§ TEXT EXCERPT
We have a LetsEncrypt account with adjusted rate limits and being used by several teams within our organization.
We wanted to re-new the account key and therefore we have created a new LetsEncrypt account with adjusted rate limits and now want to deactivate the existing old LetsEncrypt account. But we still have valid certificates that were requested by this old account. Are those certificates going to be valid until the expiry? or do I need to request them again using the new account?
Sort answer: YES
Certs will live until they expire.
You should make sure your "new" configuration is ready to replace them before they're done though.
Hope this helps.
"Life is like a box of chocolates."
And in this case, the chocolates can be similar, or different, within multiple boxes and can also be had separately.
[Yes "had", since "purchased separately" would imply that you had to pay for the free chocolates]
While I don't know as there's anything "wrong" about creating and using a whole new account, people should be aware that you don't need a new account just to change your account key. There's a keyChange endpoint that lets you rotate your account key without changing anything else about the account. Support for it amongst ACME clients is pretty rare, though.

Collected data entries
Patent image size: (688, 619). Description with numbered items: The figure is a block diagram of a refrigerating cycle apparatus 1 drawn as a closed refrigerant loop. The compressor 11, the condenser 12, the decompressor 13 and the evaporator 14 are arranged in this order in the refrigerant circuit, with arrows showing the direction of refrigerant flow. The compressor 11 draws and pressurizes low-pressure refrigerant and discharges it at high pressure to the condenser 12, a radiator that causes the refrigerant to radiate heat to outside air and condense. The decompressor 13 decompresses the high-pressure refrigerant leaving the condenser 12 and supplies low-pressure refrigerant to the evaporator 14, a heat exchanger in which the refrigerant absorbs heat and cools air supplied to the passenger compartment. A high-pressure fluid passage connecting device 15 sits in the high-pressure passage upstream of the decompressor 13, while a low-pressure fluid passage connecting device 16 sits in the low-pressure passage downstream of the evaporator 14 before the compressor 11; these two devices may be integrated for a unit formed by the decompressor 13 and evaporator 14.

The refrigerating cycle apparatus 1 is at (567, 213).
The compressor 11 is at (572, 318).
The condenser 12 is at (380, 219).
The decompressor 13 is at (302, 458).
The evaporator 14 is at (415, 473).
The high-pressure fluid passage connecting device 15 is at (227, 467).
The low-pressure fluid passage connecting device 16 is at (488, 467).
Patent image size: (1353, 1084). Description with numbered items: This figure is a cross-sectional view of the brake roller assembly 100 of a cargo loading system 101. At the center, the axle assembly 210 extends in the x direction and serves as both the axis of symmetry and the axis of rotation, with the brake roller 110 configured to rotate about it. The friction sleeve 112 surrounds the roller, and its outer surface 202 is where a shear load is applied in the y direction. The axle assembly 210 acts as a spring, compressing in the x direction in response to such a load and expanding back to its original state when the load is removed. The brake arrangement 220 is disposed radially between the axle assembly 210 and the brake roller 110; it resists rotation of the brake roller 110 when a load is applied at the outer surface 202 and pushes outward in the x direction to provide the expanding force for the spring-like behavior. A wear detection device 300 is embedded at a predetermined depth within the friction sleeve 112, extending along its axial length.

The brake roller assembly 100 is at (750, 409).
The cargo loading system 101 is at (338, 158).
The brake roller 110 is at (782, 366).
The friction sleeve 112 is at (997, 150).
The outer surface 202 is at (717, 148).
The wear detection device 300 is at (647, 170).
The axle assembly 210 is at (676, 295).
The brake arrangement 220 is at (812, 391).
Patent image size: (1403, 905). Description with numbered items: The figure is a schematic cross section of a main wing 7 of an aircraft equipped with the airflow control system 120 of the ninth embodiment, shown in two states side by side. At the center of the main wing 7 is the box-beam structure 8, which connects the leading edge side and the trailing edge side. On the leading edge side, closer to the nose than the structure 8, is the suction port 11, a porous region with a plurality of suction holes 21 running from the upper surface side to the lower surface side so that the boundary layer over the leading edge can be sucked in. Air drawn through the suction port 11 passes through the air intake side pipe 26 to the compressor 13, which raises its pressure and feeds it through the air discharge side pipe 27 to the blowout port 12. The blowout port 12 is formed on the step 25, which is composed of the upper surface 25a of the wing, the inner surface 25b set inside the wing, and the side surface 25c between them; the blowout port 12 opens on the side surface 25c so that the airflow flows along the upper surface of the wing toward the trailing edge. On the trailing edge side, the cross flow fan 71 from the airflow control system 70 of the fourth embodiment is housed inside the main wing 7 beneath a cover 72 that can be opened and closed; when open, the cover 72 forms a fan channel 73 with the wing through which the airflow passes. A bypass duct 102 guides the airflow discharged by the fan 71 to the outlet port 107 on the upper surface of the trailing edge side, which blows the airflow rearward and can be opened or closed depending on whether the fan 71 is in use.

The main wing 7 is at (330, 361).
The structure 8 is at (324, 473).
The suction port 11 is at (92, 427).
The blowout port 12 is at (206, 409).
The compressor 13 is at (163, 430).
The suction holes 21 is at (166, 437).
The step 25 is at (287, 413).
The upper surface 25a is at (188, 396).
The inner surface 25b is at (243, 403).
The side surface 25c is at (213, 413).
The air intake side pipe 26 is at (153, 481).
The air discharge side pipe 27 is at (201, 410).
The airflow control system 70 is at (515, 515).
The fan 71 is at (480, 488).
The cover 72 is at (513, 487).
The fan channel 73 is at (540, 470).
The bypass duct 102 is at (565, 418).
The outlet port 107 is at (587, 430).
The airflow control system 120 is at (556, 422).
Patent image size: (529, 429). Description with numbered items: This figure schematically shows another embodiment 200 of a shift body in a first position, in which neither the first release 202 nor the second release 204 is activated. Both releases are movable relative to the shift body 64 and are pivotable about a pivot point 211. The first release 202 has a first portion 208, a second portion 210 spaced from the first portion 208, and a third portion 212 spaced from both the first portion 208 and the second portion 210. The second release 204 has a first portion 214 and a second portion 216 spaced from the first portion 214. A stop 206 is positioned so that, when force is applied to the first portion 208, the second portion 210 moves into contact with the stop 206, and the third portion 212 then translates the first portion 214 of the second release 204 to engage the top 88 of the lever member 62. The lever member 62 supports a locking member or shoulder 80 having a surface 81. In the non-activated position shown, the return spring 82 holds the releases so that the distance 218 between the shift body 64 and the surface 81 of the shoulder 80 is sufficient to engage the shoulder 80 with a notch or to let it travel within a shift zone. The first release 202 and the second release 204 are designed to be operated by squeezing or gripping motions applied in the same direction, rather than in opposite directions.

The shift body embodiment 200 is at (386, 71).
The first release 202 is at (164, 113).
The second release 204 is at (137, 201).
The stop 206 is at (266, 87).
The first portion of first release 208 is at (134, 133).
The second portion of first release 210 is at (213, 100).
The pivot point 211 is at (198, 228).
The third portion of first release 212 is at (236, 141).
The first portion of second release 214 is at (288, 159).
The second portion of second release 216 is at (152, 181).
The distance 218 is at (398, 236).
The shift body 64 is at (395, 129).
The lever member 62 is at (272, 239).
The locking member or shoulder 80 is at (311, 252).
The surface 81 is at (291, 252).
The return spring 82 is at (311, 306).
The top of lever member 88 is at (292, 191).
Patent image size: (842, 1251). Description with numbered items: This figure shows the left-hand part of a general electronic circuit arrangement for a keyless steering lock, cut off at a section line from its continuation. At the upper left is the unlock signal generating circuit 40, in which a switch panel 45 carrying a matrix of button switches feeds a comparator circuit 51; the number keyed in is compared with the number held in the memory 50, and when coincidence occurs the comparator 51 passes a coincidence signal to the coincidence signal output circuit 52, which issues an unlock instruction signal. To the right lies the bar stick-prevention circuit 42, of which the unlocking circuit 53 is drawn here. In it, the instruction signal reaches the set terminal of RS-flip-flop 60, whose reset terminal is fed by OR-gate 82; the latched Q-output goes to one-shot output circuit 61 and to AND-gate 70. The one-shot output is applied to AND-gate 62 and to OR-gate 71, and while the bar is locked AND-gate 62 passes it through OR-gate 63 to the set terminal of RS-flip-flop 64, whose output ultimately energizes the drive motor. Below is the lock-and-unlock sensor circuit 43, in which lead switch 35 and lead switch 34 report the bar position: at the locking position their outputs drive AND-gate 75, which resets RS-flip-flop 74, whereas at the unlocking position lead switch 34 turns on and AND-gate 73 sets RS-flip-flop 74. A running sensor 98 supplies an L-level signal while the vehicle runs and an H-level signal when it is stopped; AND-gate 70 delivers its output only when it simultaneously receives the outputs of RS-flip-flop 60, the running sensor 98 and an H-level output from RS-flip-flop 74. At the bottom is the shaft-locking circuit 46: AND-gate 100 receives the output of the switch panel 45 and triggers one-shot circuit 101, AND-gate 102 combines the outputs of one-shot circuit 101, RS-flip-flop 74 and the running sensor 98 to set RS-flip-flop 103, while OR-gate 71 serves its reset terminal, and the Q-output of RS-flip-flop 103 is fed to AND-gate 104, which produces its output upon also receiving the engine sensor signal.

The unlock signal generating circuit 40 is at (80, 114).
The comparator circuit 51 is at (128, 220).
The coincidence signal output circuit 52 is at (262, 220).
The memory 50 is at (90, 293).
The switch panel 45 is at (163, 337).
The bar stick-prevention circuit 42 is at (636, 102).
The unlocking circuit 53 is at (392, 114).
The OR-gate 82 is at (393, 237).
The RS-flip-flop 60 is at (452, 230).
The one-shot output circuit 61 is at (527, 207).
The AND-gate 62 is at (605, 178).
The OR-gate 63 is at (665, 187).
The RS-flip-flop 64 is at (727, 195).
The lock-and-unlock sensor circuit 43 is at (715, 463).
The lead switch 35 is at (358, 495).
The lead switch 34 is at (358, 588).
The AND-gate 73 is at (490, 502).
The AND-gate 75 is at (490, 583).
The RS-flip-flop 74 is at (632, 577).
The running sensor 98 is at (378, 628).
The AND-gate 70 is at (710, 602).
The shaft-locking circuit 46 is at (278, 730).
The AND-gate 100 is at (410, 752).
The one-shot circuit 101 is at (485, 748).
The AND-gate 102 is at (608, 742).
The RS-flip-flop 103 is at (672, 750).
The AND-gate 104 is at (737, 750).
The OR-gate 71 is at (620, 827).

§ PROBLEM
Summarize the LetsEncrypt account discussion in exactly two sentences. This material was gathered from a separate source.

§ RESULT OF THE TASK
An organization that created a new LetsEncrypt account to renew its account key asks whether certificates requested by the old account will remain valid once that account is deactivated. The reply says the certificates will last until they expire, and another response notes that a keyChange endpoint can rotate an account key without creating a new account, although few ACME clients support it.